>> START
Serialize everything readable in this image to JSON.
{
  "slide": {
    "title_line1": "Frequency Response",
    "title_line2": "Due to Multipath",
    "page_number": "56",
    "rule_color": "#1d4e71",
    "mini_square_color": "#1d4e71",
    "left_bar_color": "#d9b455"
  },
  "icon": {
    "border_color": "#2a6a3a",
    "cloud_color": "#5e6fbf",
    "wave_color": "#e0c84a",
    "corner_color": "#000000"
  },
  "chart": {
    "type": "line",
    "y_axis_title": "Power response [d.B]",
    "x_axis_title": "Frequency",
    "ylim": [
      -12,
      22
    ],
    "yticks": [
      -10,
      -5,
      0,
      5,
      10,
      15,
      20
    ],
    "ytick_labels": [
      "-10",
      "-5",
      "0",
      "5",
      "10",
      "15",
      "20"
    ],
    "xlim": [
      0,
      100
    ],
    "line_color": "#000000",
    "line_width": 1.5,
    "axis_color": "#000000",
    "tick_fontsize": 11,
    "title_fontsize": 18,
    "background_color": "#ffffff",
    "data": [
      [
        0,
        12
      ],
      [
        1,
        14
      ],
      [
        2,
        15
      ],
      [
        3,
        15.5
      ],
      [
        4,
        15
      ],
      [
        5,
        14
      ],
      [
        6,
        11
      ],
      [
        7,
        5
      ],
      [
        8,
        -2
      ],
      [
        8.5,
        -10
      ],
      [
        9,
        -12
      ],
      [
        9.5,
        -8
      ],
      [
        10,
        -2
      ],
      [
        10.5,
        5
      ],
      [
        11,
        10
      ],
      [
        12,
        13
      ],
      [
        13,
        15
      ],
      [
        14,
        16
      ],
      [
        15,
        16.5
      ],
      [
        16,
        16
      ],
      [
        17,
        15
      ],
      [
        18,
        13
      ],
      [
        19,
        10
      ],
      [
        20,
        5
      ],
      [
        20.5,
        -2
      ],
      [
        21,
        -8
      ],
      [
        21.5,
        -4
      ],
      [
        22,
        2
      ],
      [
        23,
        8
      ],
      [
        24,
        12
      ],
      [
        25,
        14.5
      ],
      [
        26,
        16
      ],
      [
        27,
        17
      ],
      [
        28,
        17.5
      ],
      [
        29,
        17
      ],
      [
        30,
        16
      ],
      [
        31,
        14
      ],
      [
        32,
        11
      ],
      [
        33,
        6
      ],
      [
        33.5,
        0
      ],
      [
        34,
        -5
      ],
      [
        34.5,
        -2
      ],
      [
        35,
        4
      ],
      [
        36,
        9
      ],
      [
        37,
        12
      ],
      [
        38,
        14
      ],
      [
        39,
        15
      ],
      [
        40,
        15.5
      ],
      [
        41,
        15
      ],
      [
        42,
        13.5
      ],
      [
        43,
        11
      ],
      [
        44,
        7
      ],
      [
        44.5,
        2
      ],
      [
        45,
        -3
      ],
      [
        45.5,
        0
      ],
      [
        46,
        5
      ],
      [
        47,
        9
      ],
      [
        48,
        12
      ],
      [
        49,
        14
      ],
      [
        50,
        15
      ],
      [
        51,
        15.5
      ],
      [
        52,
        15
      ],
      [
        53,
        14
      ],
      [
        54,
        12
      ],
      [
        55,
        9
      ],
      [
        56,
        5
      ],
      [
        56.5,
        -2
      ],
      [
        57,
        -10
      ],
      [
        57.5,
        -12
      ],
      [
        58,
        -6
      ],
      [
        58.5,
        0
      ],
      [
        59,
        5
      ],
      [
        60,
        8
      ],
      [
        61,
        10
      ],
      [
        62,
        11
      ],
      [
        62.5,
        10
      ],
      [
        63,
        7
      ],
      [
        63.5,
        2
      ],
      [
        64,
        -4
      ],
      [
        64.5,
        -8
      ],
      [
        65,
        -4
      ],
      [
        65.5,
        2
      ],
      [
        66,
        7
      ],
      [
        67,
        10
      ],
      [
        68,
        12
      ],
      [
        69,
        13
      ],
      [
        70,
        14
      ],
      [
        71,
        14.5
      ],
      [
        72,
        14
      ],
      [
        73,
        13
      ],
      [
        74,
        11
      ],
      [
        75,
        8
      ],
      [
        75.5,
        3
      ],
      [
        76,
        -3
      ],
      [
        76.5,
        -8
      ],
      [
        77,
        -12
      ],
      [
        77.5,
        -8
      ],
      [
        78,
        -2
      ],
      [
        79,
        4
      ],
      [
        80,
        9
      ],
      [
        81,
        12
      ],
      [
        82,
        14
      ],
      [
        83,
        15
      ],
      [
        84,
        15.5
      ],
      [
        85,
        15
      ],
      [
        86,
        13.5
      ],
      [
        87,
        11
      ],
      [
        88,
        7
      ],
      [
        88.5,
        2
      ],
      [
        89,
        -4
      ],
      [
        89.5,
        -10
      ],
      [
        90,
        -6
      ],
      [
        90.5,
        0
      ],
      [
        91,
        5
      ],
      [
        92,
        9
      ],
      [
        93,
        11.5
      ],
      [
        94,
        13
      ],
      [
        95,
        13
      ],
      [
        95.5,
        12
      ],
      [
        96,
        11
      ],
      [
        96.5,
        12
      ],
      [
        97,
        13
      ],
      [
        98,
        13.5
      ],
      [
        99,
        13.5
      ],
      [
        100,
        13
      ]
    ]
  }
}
>> END
# [WRITTEN REQUEST]
Show the lines of the data that hold the word "Frequency".

# [OUTPUT FOR THIS TASK]
    "title_line1": "Frequency Response",
    "x_axis_title": "Frequency",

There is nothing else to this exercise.